Required work
Copy out all lines with the word "Post" in them.

Data records
___

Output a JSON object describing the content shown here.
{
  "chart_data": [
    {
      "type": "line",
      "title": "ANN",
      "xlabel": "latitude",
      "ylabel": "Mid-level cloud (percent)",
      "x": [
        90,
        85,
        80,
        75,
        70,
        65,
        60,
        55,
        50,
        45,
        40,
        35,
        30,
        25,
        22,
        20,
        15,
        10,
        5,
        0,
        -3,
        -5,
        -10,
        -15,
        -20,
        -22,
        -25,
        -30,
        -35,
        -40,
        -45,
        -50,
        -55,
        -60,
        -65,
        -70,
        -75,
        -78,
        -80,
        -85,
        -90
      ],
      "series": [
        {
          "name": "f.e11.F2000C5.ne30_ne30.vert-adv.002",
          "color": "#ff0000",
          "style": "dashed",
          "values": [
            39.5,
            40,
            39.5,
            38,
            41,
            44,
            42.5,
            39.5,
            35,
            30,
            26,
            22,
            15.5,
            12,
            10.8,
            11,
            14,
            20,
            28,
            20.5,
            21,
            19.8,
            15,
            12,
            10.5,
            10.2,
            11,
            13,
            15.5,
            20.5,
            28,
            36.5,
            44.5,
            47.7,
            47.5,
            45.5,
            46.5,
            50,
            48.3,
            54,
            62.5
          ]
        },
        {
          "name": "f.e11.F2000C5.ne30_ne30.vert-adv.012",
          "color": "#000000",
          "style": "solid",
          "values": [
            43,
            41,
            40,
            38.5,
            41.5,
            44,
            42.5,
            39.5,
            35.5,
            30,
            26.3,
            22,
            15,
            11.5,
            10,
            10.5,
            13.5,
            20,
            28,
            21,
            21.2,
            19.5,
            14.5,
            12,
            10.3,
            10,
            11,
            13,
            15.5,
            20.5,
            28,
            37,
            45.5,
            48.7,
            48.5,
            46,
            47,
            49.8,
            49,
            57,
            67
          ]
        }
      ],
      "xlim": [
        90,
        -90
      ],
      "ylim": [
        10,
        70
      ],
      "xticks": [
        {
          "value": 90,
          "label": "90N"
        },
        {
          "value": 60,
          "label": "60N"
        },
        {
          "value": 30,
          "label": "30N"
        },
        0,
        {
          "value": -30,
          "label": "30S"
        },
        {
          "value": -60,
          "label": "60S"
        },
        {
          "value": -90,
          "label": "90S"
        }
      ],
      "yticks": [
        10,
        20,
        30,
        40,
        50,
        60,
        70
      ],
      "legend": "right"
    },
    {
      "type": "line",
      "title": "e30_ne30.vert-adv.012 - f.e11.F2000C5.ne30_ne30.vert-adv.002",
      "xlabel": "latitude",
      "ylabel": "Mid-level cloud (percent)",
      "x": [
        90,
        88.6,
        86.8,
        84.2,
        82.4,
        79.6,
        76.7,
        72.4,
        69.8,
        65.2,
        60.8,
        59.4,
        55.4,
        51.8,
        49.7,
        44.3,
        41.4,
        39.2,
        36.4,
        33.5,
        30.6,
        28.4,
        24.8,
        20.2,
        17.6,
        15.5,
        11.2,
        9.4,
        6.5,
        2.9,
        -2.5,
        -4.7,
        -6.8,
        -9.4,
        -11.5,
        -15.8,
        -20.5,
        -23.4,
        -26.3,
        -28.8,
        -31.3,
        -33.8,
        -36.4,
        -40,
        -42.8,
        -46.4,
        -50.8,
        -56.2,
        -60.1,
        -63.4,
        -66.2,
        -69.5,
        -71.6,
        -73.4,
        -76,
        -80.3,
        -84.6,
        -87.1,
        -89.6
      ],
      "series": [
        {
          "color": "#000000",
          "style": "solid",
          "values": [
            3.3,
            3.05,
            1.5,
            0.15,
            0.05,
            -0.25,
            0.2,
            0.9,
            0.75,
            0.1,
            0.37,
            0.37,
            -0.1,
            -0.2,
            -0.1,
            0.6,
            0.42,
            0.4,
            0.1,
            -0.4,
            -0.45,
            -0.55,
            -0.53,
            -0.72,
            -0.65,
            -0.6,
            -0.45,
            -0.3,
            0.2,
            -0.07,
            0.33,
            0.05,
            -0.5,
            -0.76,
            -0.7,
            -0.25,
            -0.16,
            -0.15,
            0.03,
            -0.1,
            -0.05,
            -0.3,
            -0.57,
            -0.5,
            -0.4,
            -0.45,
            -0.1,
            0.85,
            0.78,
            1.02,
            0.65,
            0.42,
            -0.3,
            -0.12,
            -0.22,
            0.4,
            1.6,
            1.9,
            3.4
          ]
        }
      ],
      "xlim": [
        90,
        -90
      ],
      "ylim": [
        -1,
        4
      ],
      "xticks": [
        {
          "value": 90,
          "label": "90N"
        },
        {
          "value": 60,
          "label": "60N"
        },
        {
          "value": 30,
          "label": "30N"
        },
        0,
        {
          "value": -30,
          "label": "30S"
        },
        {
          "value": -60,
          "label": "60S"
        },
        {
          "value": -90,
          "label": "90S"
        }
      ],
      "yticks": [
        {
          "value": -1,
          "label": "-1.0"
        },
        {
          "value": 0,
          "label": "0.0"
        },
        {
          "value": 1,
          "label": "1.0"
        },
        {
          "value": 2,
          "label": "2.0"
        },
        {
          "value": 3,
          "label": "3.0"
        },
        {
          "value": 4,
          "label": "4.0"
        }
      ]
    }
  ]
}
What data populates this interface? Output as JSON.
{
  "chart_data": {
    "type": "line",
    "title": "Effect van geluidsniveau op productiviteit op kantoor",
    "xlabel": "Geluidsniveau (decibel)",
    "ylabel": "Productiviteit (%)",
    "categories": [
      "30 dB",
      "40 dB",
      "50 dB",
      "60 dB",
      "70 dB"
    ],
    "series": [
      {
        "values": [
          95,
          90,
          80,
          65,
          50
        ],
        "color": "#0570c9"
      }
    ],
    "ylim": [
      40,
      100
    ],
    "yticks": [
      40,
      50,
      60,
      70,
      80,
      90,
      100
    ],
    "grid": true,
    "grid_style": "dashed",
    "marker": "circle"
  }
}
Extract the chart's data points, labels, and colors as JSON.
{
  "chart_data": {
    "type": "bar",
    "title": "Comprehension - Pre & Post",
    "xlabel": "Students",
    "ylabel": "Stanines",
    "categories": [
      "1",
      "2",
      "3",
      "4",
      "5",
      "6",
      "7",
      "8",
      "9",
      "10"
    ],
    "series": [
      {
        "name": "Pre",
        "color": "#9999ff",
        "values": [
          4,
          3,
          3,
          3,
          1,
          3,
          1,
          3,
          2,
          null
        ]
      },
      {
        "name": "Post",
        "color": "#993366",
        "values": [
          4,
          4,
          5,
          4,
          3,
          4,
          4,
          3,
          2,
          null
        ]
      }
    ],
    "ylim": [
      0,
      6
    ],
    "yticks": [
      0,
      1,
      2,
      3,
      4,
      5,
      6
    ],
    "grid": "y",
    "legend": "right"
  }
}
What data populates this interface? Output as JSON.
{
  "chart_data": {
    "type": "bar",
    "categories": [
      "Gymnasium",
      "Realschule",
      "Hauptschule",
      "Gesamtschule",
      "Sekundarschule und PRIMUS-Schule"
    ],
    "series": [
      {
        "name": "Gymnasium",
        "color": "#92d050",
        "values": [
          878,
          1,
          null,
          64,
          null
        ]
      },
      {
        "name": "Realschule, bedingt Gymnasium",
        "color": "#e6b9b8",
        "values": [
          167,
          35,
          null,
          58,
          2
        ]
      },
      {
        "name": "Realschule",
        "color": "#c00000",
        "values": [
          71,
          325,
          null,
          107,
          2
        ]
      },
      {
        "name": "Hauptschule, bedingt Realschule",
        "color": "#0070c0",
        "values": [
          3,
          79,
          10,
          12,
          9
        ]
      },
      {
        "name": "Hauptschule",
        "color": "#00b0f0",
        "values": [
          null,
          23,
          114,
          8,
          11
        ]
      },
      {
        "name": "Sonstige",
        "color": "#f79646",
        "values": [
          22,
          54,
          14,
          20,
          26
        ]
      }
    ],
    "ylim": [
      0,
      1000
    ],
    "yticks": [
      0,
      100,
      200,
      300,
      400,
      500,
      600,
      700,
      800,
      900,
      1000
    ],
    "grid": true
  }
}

___

Task response
    "title": "Comprehension - Pre & Post",
        "name": "Post",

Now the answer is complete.